=== TEXT PASSAGE ===
According to the United States Census Bureau, the city has a total area of 0.8 sqmi, all land.

==Demographics==

Historical population
| Census | Pop. | Note | %± |
| 1880 | 328 |  | — |
| 1910 | 221 |  | — |
| 1920 | 196 |  | −11.3% |
| 1930 | 190 |  | −3.1% |
| 1940 | 175 |  | −7.9% |
| 1950 | 314 |  | 79.4% |
| 1960 | 261 |  | −16.9% |
| 1970 | 317 |  | 21.5% |
| 1980 | 365 |  | 15.1% |
| 1990 | 401 |  | 9.9% |
| 2000 | 432 |  | 7.7% |
| 2010 | 418 |  | −3.2% |
| 2020 | 435 |  | 4.1% |
U.S. Decennial Census

===2020===
The 2020 United States census reported that Tehama had a population of 435. The population density was 547.9 PD/sqmi. The racial makeup of Tehama was 291 (66.9%) White, 6 (1.4%) African American, 23 (5.3%) Native American, 2 (0.5%) Asian, 1 (0.2%) Pacific Islander, 52 (12.0%) from other races, and 60 (13.8%) from two or more races. Hispanic or Latino of any race were 104 persons (23.9%).

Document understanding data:
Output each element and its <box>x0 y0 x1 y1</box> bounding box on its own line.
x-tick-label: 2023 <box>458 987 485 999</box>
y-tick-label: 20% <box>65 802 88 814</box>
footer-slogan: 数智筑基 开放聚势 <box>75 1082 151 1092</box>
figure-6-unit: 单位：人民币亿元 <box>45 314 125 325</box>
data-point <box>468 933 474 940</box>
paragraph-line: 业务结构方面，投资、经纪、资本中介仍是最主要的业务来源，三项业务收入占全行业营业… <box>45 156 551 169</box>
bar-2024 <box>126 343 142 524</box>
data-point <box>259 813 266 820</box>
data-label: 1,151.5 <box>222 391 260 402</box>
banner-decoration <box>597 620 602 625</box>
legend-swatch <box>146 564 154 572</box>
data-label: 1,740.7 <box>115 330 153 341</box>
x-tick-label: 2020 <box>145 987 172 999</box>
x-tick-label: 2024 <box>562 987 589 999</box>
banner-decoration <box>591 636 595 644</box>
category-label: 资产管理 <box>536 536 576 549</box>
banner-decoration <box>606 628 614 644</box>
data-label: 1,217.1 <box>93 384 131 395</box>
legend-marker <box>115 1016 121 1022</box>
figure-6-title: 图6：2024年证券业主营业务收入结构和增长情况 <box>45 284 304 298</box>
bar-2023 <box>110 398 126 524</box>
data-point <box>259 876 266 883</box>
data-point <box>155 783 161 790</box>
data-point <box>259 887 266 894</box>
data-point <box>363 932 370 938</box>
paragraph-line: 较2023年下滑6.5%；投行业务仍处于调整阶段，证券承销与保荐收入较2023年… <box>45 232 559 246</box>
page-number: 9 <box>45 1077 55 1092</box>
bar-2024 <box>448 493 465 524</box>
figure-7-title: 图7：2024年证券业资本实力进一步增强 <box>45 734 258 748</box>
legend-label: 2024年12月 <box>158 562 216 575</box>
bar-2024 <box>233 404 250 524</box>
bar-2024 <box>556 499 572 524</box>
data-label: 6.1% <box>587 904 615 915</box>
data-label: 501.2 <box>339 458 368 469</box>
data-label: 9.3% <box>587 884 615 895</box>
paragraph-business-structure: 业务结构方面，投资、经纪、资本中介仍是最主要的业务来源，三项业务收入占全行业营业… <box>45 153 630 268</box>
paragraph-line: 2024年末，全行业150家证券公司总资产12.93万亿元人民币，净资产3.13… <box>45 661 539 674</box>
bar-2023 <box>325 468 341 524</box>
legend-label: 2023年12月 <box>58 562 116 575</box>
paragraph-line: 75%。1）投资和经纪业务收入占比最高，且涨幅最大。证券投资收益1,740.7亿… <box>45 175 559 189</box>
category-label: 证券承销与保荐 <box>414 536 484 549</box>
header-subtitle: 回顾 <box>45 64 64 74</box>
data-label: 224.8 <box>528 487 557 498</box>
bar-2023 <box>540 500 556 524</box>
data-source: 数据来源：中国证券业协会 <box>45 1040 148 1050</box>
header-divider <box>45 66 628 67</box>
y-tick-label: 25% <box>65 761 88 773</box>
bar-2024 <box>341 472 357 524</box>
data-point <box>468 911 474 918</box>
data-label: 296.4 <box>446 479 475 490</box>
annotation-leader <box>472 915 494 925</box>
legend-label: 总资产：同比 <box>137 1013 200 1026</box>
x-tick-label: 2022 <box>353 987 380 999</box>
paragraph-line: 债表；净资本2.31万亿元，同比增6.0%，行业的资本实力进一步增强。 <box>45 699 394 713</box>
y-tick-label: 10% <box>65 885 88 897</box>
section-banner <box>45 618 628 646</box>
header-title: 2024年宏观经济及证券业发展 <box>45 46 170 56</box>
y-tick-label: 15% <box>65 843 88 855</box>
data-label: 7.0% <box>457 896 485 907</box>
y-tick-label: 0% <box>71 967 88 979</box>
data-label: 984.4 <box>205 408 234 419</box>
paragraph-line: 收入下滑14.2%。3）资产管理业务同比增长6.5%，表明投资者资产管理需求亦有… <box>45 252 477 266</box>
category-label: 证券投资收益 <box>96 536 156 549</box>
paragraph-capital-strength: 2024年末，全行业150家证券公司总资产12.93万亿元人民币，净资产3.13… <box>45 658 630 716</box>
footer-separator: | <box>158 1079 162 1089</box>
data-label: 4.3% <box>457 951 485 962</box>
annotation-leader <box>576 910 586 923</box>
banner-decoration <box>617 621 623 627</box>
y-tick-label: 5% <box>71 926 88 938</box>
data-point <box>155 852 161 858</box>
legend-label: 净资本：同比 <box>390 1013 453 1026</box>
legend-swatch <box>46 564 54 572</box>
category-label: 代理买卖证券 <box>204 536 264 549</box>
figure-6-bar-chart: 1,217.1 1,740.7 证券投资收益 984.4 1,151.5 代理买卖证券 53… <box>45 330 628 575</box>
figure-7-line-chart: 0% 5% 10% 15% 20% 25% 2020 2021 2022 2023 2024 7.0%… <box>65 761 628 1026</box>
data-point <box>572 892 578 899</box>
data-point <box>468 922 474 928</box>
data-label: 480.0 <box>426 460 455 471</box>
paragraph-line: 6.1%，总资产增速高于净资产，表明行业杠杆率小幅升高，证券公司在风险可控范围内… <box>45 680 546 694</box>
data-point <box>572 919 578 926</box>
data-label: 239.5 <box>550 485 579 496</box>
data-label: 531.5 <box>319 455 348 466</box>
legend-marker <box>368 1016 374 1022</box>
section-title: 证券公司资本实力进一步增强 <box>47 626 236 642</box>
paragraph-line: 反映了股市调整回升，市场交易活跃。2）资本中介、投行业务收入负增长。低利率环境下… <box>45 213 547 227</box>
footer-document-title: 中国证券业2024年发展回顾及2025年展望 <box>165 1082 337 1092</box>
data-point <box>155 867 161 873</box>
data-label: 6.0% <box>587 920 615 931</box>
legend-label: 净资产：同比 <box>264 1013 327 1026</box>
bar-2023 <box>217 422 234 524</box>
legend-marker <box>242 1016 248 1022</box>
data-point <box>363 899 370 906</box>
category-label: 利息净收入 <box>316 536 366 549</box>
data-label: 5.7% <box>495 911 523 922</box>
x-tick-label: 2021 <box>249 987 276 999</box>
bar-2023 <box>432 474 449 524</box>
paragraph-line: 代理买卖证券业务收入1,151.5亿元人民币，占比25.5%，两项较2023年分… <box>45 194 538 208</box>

=== TASK OBJECTIVE ===
Answer these questions from the Tehama text:
1. What total area does the Census Bureau give for the city?
2. What population is listed for the 1950 census?
3. How many persons of any race were Hispanic or Latino in 2020?

=== YOUR RESPONSE ===
1. 0.8 sqmi, all land.
2. 314.
3. 104 persons (23.9%).